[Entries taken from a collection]
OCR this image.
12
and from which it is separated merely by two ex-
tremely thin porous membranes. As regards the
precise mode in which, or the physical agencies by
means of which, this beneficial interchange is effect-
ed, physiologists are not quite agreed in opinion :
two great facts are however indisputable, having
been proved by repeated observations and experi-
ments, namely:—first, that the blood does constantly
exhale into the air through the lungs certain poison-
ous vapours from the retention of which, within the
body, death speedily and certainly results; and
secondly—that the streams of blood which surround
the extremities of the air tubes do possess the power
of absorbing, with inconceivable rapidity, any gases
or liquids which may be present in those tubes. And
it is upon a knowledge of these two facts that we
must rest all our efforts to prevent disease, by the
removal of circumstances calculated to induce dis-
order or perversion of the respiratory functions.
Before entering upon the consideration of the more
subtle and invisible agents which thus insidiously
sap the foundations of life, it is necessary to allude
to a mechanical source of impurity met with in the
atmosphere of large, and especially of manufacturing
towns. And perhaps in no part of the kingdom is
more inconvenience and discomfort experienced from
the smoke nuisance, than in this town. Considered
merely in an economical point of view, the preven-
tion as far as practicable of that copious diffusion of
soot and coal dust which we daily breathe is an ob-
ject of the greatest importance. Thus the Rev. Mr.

• _What needs to be done_:
Output all records verbatim.

• _Answer for the task_:
OCR this image.
12
and from which it is separated merely by two ex-
tremely thin porous membranes. As regards the
precise mode in which, or the physical agencies by
means of which, this beneficial interchange is effect-
ed, physiologists are not quite agreed in opinion :
two great facts are however indisputable, having
been proved by repeated observations and experi-
ments, namely:—first, that the blood does constantly
exhale into the air through the lungs certain poison-
ous vapours from the retention of which, within the
body, death speedily and certainly results; and
secondly—that the streams of blood which surround
the extremities of the air tubes do possess the power
of absorbing, with inconceivable rapidity, any gases
or liquids which may be present in those tubes. And
it is upon a knowledge of these two facts that we
must rest all our efforts to prevent disease, by the
removal of circumstances calculated to induce dis-
order or perversion of the respiratory functions.
Before entering upon the consideration of the more
subtle and invisible agents which thus insidiously
sap the foundations of life, it is necessary to allude
to a mechanical source of impurity met with in the
atmosphere of large, and especially of manufacturing
towns. And perhaps in no part of the kingdom is
more inconvenience and discomfort experienced from
the smoke nuisance, than in this town. Considered
merely in an economical point of view, the preven-
tion as far as practicable of that copious diffusion of
soot and coal dust which we daily breathe is an ob-
ject of the greatest importance. Thus the Rev. Mr.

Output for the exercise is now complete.